(Short task): Repeat every entry in the listing below, exactly.

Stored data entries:
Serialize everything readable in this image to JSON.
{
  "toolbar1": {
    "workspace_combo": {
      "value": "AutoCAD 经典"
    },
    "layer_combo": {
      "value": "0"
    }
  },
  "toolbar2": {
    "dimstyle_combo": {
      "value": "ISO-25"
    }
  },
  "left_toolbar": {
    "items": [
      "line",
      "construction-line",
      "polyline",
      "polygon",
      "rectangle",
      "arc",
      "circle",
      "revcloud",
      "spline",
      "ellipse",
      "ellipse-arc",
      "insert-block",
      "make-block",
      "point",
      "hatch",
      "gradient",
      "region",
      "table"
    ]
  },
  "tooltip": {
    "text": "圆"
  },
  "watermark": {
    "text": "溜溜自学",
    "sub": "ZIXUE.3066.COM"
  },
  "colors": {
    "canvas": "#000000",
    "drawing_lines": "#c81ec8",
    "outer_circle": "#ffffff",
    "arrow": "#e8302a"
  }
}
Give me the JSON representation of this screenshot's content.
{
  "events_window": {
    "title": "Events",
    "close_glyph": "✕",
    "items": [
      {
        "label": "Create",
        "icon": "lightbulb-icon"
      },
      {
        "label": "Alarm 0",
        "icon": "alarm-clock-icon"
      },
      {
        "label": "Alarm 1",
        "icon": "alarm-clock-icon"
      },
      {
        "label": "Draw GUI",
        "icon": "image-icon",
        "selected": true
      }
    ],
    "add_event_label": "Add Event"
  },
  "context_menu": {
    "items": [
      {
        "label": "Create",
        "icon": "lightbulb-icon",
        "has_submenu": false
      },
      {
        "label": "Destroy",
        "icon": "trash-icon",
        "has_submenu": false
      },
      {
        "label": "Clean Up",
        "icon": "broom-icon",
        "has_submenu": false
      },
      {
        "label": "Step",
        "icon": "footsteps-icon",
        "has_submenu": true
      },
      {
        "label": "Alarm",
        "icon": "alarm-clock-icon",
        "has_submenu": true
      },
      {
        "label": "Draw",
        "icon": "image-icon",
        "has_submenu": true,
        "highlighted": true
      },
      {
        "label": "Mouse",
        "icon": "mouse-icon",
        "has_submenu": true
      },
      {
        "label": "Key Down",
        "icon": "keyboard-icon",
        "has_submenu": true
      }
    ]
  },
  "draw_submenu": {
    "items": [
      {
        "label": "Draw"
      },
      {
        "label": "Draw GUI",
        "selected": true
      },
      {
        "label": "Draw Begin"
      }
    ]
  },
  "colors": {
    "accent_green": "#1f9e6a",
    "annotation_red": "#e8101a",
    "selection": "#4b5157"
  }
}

(Response to this task):
Serialize everything readable in this image to JSON.
{
  "toolbar1": {
    "workspace_combo": {
      "value": "AutoCAD 经典"
    },
    "layer_combo": {
      "value": "0"
    }
  },
  "toolbar2": {
    "dimstyle_combo": {
      "value": "ISO-25"
    }
  },
  "left_toolbar": {
    "items": [
      "line",
      "construction-line",
      "polyline",
      "polygon",
      "rectangle",
      "arc",
      "circle",
      "revcloud",
      "spline",
      "ellipse",
      "ellipse-arc",
      "insert-block",
      "make-block",
      "point",
      "hatch",
      "gradient",
      "region",
      "table"
    ]
  },
  "tooltip": {
    "text": "圆"
  },
  "watermark": {
    "text": "溜溜自学",
    "sub": "ZIXUE.3066.COM"
  },
  "colors": {
    "canvas": "#000000",
    "drawing_lines": "#c81ec8",
    "outer_circle": "#ffffff",
    "arrow": "#e8302a"
  }
}
Give me the JSON representation of this screenshot's content.
{
  "events_window": {
    "title": "Events",
    "close_glyph": "✕",
    "items": [
      {
        "label": "Create",
        "icon": "lightbulb-icon"
      },
      {
        "label": "Alarm 0",
        "icon": "alarm-clock-icon"
      },
      {
        "label": "Alarm 1",
        "icon": "alarm-clock-icon"
      },
      {
        "label": "Draw GUI",
        "icon": "image-icon",
        "selected": true
      }
    ],
    "add_event_label": "Add Event"
  },
  "context_menu": {
    "items": [
      {
        "label": "Create",
        "icon": "lightbulb-icon",
        "has_submenu": false
      },
      {
        "label": "Destroy",
        "icon": "trash-icon",
        "has_submenu": false
      },
      {
        "label": "Clean Up",
        "icon": "broom-icon",
        "has_submenu": false
      },
      {
        "label": "Step",
        "icon": "footsteps-icon",
        "has_submenu": true
      },
      {
        "label": "Alarm",
        "icon": "alarm-clock-icon",
        "has_submenu": true
      },
      {
        "label": "Draw",
        "icon": "image-icon",
        "has_submenu": true,
        "highlighted": true
      },
      {
        "label": "Mouse",
        "icon": "mouse-icon",
        "has_submenu": true
      },
      {
        "label": "Key Down",
        "icon": "keyboard-icon",
        "has_submenu": true
      }
    ]
  },
  "draw_submenu": {
    "items": [
      {
        "label": "Draw"
      },
      {
        "label": "Draw GUI",
        "selected": true
      },
      {
        "label": "Draw Begin"
      }
    ]
  },
  "colors": {
    "accent_green": "#1f9e6a",
    "annotation_red": "#e8101a",
    "selection": "#4b5157"
  }
}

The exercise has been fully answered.